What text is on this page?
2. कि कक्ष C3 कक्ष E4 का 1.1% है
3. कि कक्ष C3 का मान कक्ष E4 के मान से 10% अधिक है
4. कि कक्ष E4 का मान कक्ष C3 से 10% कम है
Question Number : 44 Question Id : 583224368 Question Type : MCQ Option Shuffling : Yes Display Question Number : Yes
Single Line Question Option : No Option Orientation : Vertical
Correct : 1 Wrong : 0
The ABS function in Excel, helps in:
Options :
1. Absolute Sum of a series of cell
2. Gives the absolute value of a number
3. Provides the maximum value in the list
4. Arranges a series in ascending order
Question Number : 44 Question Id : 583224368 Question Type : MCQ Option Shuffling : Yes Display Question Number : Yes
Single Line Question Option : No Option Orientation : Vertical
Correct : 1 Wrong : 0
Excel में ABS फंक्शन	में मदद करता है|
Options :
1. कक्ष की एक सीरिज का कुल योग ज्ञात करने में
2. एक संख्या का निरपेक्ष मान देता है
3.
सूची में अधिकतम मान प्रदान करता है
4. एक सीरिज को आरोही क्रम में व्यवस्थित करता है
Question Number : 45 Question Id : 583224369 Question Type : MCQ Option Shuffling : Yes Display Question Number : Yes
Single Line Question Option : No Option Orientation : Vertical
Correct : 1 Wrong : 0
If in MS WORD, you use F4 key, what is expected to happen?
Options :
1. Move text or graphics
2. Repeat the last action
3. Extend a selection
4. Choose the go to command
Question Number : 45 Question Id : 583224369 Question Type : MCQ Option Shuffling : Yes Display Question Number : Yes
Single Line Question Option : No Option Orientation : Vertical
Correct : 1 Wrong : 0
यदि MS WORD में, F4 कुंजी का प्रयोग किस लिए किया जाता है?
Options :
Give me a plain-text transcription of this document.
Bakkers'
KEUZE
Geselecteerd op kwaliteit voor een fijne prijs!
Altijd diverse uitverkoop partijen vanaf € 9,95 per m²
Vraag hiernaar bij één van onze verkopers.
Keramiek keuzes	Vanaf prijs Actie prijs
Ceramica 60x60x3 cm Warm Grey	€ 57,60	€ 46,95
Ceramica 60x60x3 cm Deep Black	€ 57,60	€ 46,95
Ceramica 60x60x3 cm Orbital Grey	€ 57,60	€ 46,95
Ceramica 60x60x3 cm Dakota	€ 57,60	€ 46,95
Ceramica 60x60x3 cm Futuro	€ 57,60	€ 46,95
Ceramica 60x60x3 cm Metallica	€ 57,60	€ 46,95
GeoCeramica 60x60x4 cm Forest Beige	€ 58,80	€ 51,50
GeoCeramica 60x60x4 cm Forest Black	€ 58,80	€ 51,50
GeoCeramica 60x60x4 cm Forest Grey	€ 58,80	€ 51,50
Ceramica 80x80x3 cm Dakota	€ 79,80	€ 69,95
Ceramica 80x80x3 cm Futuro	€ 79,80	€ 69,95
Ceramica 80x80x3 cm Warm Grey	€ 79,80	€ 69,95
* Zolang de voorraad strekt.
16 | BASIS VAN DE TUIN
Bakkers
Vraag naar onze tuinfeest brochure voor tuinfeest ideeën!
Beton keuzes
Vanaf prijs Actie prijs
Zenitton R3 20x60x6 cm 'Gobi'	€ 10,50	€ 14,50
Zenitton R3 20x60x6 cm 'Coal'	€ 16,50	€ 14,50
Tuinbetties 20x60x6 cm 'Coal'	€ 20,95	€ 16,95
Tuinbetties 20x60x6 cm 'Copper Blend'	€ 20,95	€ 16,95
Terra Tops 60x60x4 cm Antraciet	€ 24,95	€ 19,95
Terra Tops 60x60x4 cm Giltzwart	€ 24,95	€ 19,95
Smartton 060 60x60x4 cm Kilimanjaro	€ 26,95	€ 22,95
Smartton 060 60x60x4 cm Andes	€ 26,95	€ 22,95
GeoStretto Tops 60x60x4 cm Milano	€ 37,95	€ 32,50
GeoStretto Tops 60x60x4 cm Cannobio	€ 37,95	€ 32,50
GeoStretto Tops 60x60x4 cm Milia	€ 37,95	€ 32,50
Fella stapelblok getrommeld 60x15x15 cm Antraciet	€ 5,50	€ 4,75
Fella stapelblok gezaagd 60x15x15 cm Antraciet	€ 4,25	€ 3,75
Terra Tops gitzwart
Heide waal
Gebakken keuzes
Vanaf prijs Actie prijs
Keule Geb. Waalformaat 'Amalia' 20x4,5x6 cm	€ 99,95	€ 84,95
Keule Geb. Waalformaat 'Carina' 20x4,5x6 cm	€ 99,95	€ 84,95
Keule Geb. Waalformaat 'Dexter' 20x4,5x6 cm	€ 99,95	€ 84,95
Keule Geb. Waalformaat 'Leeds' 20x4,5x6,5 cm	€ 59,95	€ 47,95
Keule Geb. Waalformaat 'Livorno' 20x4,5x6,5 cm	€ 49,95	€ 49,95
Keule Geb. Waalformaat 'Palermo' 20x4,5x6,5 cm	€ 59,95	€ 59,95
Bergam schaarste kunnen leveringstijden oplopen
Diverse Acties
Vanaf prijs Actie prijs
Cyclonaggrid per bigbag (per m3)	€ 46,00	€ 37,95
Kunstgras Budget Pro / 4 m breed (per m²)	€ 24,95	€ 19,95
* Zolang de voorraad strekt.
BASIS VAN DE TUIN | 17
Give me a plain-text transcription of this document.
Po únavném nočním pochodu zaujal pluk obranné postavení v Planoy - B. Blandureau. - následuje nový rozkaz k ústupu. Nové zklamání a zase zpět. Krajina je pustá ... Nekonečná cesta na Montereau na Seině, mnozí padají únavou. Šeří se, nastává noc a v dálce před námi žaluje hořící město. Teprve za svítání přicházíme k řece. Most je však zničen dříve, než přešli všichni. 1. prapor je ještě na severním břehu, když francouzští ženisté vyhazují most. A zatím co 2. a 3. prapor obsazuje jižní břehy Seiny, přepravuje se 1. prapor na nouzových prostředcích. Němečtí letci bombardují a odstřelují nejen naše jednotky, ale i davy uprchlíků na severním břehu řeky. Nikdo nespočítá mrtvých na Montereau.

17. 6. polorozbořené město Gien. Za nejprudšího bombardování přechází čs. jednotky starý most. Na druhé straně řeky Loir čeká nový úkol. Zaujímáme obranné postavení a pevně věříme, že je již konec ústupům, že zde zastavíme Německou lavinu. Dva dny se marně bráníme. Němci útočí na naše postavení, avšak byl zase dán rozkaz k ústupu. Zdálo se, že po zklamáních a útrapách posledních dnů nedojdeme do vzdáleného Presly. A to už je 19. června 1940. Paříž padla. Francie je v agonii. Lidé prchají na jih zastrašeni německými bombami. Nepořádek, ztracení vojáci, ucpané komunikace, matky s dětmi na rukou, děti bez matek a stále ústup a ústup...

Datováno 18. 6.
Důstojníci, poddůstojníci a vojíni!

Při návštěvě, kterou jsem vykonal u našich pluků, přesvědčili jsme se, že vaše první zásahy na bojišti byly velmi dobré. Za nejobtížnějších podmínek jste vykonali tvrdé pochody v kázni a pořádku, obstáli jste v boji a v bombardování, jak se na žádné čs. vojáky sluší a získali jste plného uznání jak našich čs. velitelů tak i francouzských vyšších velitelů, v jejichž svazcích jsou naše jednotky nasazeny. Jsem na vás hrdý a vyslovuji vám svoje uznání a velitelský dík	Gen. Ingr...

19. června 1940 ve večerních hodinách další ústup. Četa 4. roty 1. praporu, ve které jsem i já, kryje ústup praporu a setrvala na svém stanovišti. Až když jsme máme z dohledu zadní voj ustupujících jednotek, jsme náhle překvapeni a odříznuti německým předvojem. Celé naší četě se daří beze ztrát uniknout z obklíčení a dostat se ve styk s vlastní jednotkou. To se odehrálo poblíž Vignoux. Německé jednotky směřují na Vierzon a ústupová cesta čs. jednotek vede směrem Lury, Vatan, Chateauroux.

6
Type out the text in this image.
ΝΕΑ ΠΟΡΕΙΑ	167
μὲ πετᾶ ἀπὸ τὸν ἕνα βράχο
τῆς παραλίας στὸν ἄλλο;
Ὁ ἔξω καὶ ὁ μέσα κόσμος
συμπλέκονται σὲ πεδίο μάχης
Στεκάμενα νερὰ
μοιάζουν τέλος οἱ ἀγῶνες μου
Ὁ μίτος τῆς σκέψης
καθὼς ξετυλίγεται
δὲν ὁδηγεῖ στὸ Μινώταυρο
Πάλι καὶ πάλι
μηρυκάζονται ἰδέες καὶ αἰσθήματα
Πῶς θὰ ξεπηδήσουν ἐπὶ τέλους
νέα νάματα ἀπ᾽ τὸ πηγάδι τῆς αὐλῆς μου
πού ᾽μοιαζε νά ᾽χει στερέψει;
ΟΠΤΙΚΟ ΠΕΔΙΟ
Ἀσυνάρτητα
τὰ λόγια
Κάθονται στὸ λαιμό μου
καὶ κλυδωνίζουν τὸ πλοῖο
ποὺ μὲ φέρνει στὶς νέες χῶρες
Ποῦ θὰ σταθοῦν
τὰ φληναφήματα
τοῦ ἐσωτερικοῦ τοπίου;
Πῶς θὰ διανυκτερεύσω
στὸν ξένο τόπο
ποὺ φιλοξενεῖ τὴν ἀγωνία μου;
====
- [Task directions] Select and copy every line from the records that includes the word "obranné".

- [Result of this exercise]
Po únavném nočním pochodu zaujal pluk obranné postavení v Planoy - B. Blandureau. - následuje nový rozkaz k ústupu. Nové zklamání a zase zpět. Krajina je pustá ... Nekonečná cesta na Montereau na Seině, mnozí padají únavou. Šeří se, nastává noc a v dálce před námi žaluje hořící město. Teprve za svítání přicházíme k řece. Most je však zničen dříve, než přešli všichni. 1. prapor je ještě na severním břehu, když francouzští ženisté vyhazují most. A zatím co 2. a 3. prapor obsazuje jižní břehy Seiny, přepravuje se 1. prapor na nouzových prostředcích. Němečtí letci bombardují a odstřelují nejen naše jednotky, ale i davy uprchlíků na severním břehu řeky. Nikdo nespočítá mrtvých na Montereau.
17. 6. polorozbořené město Gien. Za nejprudšího bombardování přechází čs. jednotky starý most. Na druhé straně řeky Loir čeká nový úkol. Zaujímáme obranné postavení a pevně věříme, že je již konec ústupům, že zde zastavíme Německou lavinu. Dva dny se marně bráníme. Němci útočí na naše postavení, avšak byl zase dán rozkaz k ústupu. Zdálo se, že po zklamáních a útrapách posledních dnů nedojdeme do vzdáleného Presly. A to už je 19. června 1940. Paříž padla. Francie je v agonii. Lidé prchají na jih zastrašeni německými bombami. Nepořádek, ztracení vojáci, ucpané komunikace, matky s dětmi na rukou, děti bez matek a stále ústup a ústup...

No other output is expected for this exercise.